Records for processing:

================

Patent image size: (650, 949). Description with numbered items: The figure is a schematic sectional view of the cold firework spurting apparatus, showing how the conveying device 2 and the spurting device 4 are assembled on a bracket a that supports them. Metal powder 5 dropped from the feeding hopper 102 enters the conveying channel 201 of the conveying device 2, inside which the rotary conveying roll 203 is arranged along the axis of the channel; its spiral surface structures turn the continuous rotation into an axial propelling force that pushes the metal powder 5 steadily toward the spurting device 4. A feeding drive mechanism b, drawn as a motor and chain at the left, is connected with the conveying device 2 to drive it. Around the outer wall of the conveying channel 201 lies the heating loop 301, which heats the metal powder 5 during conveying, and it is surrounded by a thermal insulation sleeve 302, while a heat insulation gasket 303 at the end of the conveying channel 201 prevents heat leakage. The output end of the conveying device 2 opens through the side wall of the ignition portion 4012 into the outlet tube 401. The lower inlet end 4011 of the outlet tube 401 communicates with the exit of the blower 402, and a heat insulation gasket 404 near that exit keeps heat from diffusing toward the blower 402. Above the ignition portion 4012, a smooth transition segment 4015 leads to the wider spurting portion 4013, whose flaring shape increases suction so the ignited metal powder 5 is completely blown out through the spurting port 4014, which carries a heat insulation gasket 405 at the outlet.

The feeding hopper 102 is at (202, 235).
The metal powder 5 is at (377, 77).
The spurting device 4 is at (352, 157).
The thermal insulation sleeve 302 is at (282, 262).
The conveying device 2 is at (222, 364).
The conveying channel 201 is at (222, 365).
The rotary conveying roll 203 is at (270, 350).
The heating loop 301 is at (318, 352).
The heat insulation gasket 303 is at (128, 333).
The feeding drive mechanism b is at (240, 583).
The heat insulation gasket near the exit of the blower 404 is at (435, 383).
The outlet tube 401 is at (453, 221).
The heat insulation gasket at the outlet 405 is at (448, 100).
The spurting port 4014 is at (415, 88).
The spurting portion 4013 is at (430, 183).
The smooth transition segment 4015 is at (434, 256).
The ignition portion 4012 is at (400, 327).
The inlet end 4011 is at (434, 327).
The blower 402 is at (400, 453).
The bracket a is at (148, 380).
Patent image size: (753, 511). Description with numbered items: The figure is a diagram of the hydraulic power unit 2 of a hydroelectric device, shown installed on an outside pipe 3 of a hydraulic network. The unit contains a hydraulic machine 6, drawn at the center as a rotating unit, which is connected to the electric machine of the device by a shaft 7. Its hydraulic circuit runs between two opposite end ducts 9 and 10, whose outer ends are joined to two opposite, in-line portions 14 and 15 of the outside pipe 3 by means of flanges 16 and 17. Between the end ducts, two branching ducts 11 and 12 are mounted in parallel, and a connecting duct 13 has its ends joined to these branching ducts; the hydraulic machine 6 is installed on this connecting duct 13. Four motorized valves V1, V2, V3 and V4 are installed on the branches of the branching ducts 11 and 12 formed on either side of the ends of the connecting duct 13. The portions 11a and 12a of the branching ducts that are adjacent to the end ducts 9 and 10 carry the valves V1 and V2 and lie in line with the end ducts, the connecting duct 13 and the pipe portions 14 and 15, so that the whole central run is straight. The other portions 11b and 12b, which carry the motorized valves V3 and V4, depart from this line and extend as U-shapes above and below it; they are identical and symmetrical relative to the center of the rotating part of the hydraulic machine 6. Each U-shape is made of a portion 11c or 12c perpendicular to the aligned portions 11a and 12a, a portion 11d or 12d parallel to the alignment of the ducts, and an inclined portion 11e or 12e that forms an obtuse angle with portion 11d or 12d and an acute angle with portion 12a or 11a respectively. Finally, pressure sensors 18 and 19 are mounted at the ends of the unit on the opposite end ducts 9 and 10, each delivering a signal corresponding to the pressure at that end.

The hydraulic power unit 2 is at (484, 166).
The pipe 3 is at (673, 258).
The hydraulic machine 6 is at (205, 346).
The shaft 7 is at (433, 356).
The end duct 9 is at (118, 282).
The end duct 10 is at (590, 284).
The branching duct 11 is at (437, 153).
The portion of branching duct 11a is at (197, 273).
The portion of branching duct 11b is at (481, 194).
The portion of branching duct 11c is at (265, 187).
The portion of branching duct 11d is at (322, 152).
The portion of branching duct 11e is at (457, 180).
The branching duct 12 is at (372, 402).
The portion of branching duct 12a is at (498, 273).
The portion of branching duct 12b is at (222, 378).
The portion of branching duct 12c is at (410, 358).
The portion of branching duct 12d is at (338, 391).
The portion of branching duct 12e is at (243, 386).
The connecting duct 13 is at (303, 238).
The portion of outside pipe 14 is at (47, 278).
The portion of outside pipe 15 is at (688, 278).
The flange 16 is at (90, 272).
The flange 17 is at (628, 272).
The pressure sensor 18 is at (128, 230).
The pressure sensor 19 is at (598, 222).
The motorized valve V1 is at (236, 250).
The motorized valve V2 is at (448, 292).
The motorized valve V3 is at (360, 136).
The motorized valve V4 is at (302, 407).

================

Written exercise:
Update all of the records by changing every "Description with numbered items" to "Numbered-item description", leaving the rest of the text unchanged.

Solution to this exercise:
Patent image size: (650, 949). Numbered-item description: The figure is a schematic sectional view of the cold firework spurting apparatus, showing how the conveying device 2 and the spurting device 4 are assembled on a bracket a that supports them. Metal powder 5 dropped from the feeding hopper 102 enters the conveying channel 201 of the conveying device 2, inside which the rotary conveying roll 203 is arranged along the axis of the channel; its spiral surface structures turn the continuous rotation into an axial propelling force that pushes the metal powder 5 steadily toward the spurting device 4. A feeding drive mechanism b, drawn as a motor and chain at the left, is connected with the conveying device 2 to drive it. Around the outer wall of the conveying channel 201 lies the heating loop 301, which heats the metal powder 5 during conveying, and it is surrounded by a thermal insulation sleeve 302, while a heat insulation gasket 303 at the end of the conveying channel 201 prevents heat leakage. The output end of the conveying device 2 opens through the side wall of the ignition portion 4012 into the outlet tube 401. The lower inlet end 4011 of the outlet tube 401 communicates with the exit of the blower 402, and a heat insulation gasket 404 near that exit keeps heat from diffusing toward the blower 402. Above the ignition portion 4012, a smooth transition segment 4015 leads to the wider spurting portion 4013, whose flaring shape increases suction so the ignited metal powder 5 is completely blown out through the spurting port 4014, which carries a heat insulation gasket 405 at the outlet.

The feeding hopper 102 is at (202, 235).
The metal powder 5 is at (377, 77).
The spurting device 4 is at (352, 157).
The thermal insulation sleeve 302 is at (282, 262).
The conveying device 2 is at (222, 364).
The conveying channel 201 is at (222, 365).
The rotary conveying roll 203 is at (270, 350).
The heating loop 301 is at (318, 352).
The heat insulation gasket 303 is at (128, 333).
The feeding drive mechanism b is at (240, 583).
The heat insulation gasket near the exit of the blower 404 is at (435, 383).
The outlet tube 401 is at (453, 221).
The heat insulation gasket at the outlet 405 is at (448, 100).
The spurting port 4014 is at (415, 88).
The spurting portion 4013 is at (430, 183).
The smooth transition segment 4015 is at (434, 256).
The ignition portion 4012 is at (400, 327).
The inlet end 4011 is at (434, 327).
The blower 402 is at (400, 453).
The bracket a is at (148, 380).
Patent image size: (753, 511). Numbered-item description: The figure is a diagram of the hydraulic power unit 2 of a hydroelectric device, shown installed on an outside pipe 3 of a hydraulic network. The unit contains a hydraulic machine 6, drawn at the center as a rotating unit, which is connected to the electric machine of the device by a shaft 7. Its hydraulic circuit runs between two opposite end ducts 9 and 10, whose outer ends are joined to two opposite, in-line portions 14 and 15 of the outside pipe 3 by means of flanges 16 and 17. Between the end ducts, two branching ducts 11 and 12 are mounted in parallel, and a connecting duct 13 has its ends joined to these branching ducts; the hydraulic machine 6 is installed on this connecting duct 13. Four motorized valves V1, V2, V3 and V4 are installed on the branches of the branching ducts 11 and 12 formed on either side of the ends of the connecting duct 13. The portions 11a and 12a of the branching ducts that are adjacent to the end ducts 9 and 10 carry the valves V1 and V2 and lie in line with the end ducts, the connecting duct 13 and the pipe portions 14 and 15, so that the whole central run is straight. The other portions 11b and 12b, which carry the motorized valves V3 and V4, depart from this line and extend as U-shapes above and below it; they are identical and symmetrical relative to the center of the rotating part of the hydraulic machine 6. Each U-shape is made of a portion 11c or 12c perpendicular to the aligned portions 11a and 12a, a portion 11d or 12d parallel to the alignment of the ducts, and an inclined portion 11e or 12e that forms an obtuse angle with portion 11d or 12d and an acute angle with portion 12a or 11a respectively. Finally, pressure sensors 18 and 19 are mounted at the ends of the unit on the opposite end ducts 9 and 10, each delivering a signal corresponding to the pressure at that end.

The hydraulic power unit 2 is at (484, 166).
The pipe 3 is at (673, 258).
The hydraulic machine 6 is at (205, 346).
The shaft 7 is at (433, 356).
The end duct 9 is at (118, 282).
The end duct 10 is at (590, 284).
The branching duct 11 is at (437, 153).
The portion of branching duct 11a is at (197, 273).
The portion of branching duct 11b is at (481, 194).
The portion of branching duct 11c is at (265, 187).
The portion of branching duct 11d is at (322, 152).
The portion of branching duct 11e is at (457, 180).
The branching duct 12 is at (372, 402).
The portion of branching duct 12a is at (498, 273).
The portion of branching duct 12b is at (222, 378).
The portion of branching duct 12c is at (410, 358).
The portion of branching duct 12d is at (338, 391).
The portion of branching duct 12e is at (243, 386).
The connecting duct 13 is at (303, 238).
The portion of outside pipe 14 is at (47, 278).
The portion of outside pipe 15 is at (688, 278).
The flange 16 is at (90, 272).
The flange 17 is at (628, 272).
The pressure sensor 18 is at (128, 230).
The pressure sensor 19 is at (598, 222).
The motorized valve V1 is at (236, 250).
The motorized valve V2 is at (448, 292).
The motorized valve V3 is at (360, 136).
The motorized valve V4 is at (302, 407).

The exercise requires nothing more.